____ Exercise inputs

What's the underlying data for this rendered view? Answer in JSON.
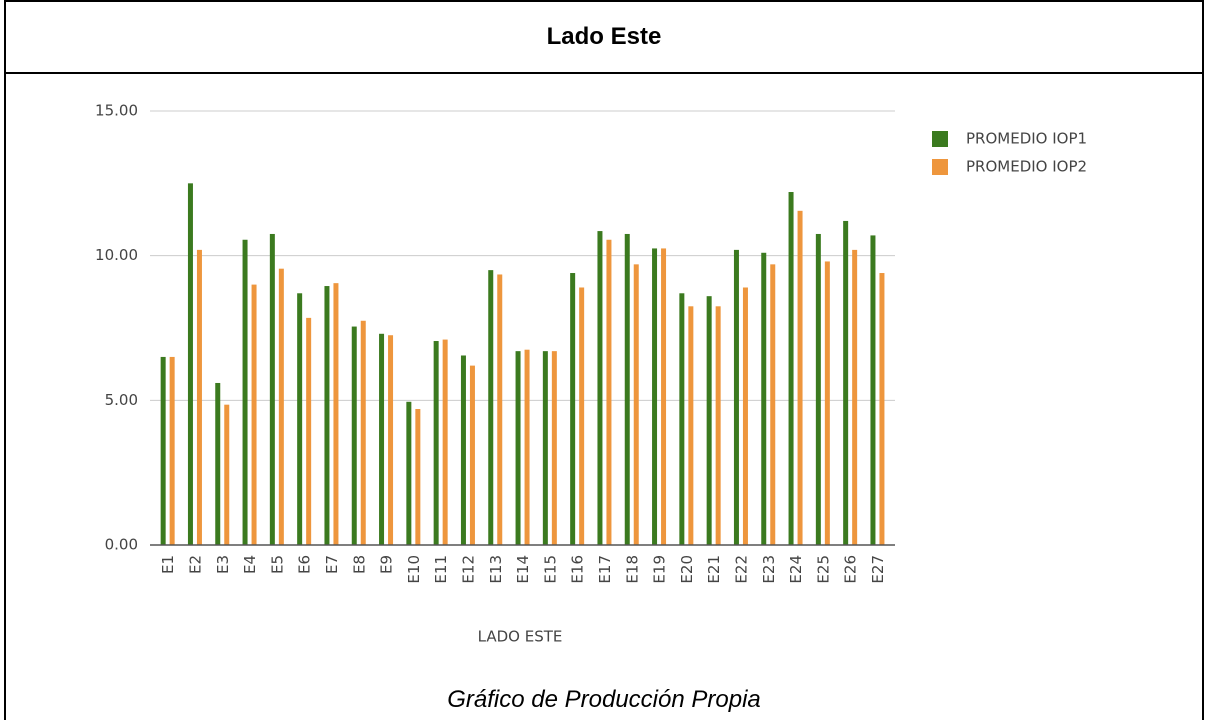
{
  "title": "Lado Este",
  "caption": "Gráfico de Producción Propia",
  "chart_data": {
    "type": "bar",
    "x_label": "LADO ESTE",
    "categories": [
      "E1",
      "E2",
      "E3",
      "E4",
      "E5",
      "E6",
      "E7",
      "E8",
      "E9",
      "E10",
      "E11",
      "E12",
      "E13",
      "E14",
      "E15",
      "E16",
      "E17",
      "E18",
      "E19",
      "E20",
      "E21",
      "E22",
      "E23",
      "E24",
      "E25",
      "E26",
      "E27"
    ],
    "series": [
      {
        "name": "PROMEDIO IOP1",
        "color": "#3b7a1f",
        "values": [
          6.5,
          12.5,
          5.6,
          10.55,
          10.75,
          8.7,
          8.95,
          7.55,
          7.3,
          4.95,
          7.05,
          6.55,
          9.5,
          6.7,
          6.7,
          9.4,
          10.85,
          10.75,
          10.25,
          8.7,
          8.6,
          10.2,
          10.1,
          12.2,
          10.75,
          11.2,
          10.7
        ]
      },
      {
        "name": "PROMEDIO IOP2",
        "color": "#ee963d",
        "values": [
          6.5,
          10.2,
          4.85,
          9.0,
          9.55,
          7.85,
          9.05,
          7.75,
          7.25,
          4.7,
          7.1,
          6.2,
          9.35,
          6.75,
          6.7,
          8.9,
          10.55,
          9.7,
          10.25,
          8.25,
          8.25,
          8.9,
          9.7,
          11.55,
          9.8,
          10.2,
          9.4
        ]
      }
    ],
    "ylim": [
      0,
      15
    ],
    "yticks": [
      {
        "value": 0,
        "label": "0.00"
      },
      {
        "value": 5,
        "label": "5.00"
      },
      {
        "value": 10,
        "label": "10.00"
      },
      {
        "value": 15,
        "label": "15.00"
      }
    ],
    "grid": true,
    "legend": "right"
  }
}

________

**Stated problem**
Make an exact copy of the records shown above, without the pictures.

**Result**
What's the underlying data for this rendered view? Answer in JSON.
{
  "title": "Lado Este",
  "caption": "Gráfico de Producción Propia",
  "chart_data": {
    "type": "bar",
    "x_label": "LADO ESTE",
    "categories": [
      "E1",
      "E2",
      "E3",
      "E4",
      "E5",
      "E6",
      "E7",
      "E8",
      "E9",
      "E10",
      "E11",
      "E12",
      "E13",
      "E14",
      "E15",
      "E16",
      "E17",
      "E18",
      "E19",
      "E20",
      "E21",
      "E22",
      "E23",
      "E24",
      "E25",
      "E26",
      "E27"
    ],
    "series": [
      {
        "name": "PROMEDIO IOP1",
        "color": "#3b7a1f",
        "values": [
          6.5,
          12.5,
          5.6,
          10.55,
          10.75,
          8.7,
          8.95,
          7.55,
          7.3,
          4.95,
          7.05,
          6.55,
          9.5,
          6.7,
          6.7,
          9.4,
          10.85,
          10.75,
          10.25,
          8.7,
          8.6,
          10.2,
          10.1,
          12.2,
          10.75,
          11.2,
          10.7
        ]
      },
      {
        "name": "PROMEDIO IOP2",
        "color": "#ee963d",
        "values": [
          6.5,
          10.2,
          4.85,
          9.0,
          9.55,
          7.85,
          9.05,
          7.75,
          7.25,
          4.7,
          7.1,
          6.2,
          9.35,
          6.75,
          6.7,
          8.9,
          10.55,
          9.7,
          10.25,
          8.25,
          8.25,
          8.9,
          9.7,
          11.55,
          9.8,
          10.2,
          9.4
        ]
      }
    ],
    "ylim": [
      0,
      15
    ],
    "yticks": [
      {
        "value": 0,
        "label": "0.00"
      },
      {
        "value": 5,
        "label": "5.00"
      },
      {
        "value": 10,
        "label": "10.00"
      },
      {
        "value": 15,
        "label": "15.00"
      }
    ],
    "grid": true,
    "legend": "right"
  }
}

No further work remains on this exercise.